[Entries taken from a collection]
******
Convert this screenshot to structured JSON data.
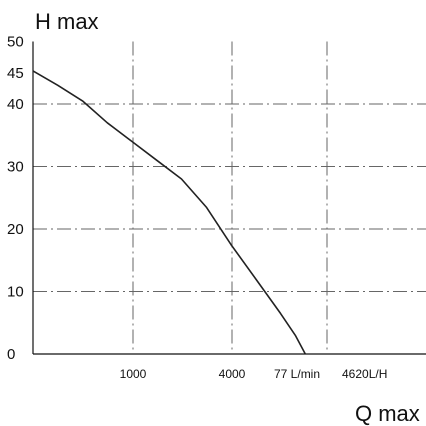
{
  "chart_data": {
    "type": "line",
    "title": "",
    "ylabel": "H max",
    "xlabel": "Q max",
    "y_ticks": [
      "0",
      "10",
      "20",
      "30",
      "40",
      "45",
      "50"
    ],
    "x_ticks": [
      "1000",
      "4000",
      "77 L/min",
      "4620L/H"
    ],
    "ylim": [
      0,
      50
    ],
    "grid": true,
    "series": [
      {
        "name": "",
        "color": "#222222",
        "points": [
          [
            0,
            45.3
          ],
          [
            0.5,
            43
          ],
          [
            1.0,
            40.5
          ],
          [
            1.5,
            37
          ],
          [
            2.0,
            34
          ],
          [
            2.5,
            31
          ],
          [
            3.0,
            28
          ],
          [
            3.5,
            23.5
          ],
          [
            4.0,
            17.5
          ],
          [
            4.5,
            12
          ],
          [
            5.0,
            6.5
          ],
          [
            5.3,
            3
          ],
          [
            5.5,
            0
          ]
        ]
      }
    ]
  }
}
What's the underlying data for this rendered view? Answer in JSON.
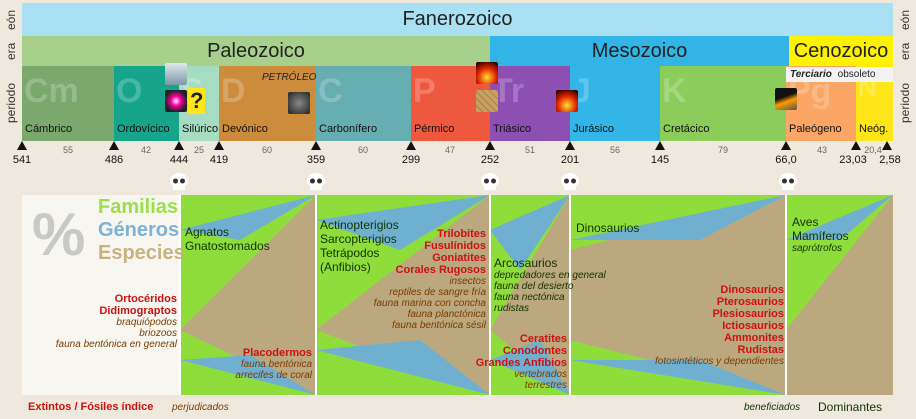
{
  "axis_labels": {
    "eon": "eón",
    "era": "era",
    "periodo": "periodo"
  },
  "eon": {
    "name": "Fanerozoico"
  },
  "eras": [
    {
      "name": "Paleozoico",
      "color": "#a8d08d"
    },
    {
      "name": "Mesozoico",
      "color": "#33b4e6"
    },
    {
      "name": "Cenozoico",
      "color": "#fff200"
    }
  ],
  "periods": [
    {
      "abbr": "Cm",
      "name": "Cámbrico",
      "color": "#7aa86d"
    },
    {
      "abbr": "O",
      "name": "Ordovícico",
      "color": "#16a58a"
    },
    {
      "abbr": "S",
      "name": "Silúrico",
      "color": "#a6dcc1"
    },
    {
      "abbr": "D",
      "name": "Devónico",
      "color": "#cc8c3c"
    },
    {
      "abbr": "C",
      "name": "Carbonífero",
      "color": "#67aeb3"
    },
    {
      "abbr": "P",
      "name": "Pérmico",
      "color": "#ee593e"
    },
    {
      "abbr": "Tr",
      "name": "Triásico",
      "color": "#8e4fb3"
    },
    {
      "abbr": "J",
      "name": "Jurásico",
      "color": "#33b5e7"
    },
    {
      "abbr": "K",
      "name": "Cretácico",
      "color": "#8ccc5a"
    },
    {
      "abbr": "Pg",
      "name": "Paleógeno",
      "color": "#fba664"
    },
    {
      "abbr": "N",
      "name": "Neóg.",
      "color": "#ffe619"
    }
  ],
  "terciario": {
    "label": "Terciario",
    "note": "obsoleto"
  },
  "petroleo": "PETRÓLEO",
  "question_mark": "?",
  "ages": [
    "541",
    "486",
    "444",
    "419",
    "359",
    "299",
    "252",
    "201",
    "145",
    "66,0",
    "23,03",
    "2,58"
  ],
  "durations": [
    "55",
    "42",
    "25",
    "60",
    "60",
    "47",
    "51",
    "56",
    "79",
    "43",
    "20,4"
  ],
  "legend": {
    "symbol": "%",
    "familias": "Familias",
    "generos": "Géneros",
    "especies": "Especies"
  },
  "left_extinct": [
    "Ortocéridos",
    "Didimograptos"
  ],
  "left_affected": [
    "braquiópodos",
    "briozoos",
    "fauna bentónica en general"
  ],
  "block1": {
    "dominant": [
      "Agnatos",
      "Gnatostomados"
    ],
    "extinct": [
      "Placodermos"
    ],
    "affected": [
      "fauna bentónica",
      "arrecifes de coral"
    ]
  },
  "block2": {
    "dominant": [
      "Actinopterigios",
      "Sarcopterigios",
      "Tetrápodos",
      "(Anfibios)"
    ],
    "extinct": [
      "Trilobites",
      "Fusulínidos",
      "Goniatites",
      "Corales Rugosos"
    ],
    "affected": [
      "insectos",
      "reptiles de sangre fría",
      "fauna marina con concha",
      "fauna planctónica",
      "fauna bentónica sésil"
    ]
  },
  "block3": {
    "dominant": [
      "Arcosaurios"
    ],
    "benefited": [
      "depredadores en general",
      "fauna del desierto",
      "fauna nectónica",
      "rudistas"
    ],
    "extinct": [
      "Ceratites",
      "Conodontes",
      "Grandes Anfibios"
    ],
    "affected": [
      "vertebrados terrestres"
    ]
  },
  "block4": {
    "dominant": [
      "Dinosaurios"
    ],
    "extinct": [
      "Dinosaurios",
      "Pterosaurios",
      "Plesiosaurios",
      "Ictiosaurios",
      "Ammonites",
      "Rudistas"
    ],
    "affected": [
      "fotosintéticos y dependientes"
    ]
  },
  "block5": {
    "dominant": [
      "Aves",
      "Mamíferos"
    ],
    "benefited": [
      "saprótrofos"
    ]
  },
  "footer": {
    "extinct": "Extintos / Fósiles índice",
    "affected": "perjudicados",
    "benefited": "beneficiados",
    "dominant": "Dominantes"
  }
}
******
Exercise aim: Among the records above, find each line holding the string "this" and pull it out.

Solution to the exercise:
Convert this screenshot to structured JSON data.
What's the underlying data for this rendered view? Answer in JSON.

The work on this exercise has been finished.